▶ **GIVEN ENTRIES**
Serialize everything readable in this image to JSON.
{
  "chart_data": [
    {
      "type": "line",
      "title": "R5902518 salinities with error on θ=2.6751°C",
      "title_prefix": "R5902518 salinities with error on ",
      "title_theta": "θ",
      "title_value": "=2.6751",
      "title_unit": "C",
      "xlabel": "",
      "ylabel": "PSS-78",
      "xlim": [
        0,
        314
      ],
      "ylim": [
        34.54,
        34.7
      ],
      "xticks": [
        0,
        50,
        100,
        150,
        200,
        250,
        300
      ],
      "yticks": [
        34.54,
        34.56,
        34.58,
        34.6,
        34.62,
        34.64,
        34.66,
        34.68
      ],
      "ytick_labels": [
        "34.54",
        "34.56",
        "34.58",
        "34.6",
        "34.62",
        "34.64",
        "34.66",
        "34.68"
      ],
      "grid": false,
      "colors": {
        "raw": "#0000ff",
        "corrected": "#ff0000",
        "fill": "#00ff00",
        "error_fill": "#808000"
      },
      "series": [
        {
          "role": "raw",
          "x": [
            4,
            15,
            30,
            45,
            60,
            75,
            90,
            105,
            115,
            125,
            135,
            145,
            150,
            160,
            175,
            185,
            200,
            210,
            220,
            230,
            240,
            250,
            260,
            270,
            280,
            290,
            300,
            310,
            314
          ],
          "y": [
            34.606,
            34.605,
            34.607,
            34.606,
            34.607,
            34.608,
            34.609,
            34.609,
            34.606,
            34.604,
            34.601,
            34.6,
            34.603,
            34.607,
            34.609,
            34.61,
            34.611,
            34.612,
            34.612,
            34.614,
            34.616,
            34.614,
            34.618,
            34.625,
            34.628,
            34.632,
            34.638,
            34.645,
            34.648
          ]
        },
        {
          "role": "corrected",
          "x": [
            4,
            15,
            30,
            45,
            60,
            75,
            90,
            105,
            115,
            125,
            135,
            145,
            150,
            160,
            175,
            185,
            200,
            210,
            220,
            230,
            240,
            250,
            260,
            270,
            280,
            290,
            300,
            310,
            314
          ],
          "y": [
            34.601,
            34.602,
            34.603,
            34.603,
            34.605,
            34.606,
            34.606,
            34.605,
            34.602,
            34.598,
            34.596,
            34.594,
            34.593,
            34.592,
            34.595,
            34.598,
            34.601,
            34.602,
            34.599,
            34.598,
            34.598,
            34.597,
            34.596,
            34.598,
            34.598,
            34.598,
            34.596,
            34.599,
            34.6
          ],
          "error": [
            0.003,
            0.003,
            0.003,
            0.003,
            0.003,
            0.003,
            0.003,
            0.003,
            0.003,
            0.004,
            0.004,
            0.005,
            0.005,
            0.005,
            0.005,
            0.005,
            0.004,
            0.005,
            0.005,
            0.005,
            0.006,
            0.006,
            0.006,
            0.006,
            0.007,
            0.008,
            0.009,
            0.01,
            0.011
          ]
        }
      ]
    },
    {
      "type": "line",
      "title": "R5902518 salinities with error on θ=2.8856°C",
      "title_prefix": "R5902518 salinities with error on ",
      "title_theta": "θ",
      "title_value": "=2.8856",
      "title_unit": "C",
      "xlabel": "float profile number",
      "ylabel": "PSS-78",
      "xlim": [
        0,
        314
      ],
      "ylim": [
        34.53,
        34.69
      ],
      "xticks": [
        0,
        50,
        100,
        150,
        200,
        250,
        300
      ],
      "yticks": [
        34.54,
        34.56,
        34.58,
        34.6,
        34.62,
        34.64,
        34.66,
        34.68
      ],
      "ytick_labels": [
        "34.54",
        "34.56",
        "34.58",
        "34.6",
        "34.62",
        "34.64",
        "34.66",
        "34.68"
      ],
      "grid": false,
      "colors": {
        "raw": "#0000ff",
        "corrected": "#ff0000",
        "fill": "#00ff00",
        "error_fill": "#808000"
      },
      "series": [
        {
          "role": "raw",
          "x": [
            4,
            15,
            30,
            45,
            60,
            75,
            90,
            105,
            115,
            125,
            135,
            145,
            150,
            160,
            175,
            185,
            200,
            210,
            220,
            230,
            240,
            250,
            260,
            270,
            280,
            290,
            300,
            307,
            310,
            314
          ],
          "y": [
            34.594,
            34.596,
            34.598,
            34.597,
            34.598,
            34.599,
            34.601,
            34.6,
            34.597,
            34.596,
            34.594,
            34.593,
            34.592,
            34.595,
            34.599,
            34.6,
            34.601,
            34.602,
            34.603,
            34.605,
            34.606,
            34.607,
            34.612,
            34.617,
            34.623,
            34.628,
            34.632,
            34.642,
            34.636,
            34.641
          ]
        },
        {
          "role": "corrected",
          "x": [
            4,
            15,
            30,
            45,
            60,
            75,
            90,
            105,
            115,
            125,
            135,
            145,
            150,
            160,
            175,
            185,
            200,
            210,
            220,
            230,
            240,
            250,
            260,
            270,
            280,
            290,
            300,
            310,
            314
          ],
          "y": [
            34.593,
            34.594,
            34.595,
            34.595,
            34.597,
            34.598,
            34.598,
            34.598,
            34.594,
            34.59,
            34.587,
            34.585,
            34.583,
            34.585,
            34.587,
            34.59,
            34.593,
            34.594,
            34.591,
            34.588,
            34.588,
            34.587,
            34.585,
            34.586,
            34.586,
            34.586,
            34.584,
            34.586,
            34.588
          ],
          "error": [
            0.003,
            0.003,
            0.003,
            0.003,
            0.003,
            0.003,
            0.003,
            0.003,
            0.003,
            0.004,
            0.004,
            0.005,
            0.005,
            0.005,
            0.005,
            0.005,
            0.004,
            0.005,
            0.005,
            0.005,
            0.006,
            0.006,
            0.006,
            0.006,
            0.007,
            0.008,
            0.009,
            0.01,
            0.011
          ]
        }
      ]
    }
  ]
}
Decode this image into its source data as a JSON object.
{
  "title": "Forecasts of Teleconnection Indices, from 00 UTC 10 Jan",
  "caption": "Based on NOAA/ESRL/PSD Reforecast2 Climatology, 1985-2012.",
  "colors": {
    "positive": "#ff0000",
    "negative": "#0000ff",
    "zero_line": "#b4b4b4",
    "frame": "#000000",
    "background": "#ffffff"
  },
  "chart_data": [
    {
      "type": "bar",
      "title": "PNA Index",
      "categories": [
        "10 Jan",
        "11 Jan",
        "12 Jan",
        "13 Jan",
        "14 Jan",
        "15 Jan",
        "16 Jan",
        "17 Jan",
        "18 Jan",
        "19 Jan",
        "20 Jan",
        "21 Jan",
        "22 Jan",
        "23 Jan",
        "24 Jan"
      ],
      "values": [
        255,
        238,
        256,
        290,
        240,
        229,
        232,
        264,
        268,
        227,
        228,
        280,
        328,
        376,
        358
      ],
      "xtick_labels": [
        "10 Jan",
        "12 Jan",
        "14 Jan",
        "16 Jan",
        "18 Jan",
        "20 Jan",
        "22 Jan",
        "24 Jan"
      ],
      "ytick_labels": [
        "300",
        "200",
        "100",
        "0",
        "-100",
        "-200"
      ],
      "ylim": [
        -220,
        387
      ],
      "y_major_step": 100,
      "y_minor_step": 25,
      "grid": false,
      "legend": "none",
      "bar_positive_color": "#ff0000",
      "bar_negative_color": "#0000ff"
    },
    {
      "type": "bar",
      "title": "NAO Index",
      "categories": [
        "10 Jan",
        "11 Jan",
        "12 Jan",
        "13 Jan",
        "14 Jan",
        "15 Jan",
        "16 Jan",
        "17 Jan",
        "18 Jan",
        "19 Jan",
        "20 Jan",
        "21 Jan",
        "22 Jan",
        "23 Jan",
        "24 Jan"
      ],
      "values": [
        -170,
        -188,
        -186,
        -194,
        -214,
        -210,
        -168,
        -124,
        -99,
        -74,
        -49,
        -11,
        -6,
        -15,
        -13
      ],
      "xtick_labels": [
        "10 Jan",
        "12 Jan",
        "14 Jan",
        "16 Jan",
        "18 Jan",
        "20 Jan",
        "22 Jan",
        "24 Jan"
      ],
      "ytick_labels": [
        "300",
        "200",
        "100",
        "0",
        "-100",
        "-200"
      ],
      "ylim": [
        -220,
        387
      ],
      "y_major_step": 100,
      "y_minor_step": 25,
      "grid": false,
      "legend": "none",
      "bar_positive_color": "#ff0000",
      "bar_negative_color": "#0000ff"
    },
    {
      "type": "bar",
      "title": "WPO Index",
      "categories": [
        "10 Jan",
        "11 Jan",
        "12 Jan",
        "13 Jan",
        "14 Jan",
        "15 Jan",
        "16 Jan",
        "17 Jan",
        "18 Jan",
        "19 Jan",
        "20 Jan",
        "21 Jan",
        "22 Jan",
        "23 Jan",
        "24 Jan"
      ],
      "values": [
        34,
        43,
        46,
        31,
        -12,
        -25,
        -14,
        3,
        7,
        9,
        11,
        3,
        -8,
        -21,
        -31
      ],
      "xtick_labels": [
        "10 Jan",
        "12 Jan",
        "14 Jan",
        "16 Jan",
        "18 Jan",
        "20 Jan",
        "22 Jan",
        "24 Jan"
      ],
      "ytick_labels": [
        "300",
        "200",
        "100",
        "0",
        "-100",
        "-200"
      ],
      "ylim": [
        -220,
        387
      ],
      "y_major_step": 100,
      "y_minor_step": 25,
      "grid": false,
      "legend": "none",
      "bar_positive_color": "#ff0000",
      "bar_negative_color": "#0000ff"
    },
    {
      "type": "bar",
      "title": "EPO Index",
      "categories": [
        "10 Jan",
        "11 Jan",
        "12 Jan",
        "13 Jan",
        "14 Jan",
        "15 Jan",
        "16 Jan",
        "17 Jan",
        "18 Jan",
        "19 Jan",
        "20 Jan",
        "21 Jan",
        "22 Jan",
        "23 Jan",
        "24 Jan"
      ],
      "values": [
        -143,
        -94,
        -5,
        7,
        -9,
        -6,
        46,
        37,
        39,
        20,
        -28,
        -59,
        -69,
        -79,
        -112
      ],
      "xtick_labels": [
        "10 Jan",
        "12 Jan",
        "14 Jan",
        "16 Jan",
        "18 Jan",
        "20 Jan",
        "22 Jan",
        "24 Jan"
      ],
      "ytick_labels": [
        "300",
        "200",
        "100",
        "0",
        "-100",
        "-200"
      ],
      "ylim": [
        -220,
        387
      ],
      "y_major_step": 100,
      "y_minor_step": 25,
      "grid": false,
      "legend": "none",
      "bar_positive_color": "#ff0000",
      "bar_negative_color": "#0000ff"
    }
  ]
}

▶ **TASK BRIEF**
Check each line of the entries above for the word "xlabel". List the ones that have it.

▶ **CORRECT OUTPUT**
      "xlabel": "",
      "xlabel": "float profile number",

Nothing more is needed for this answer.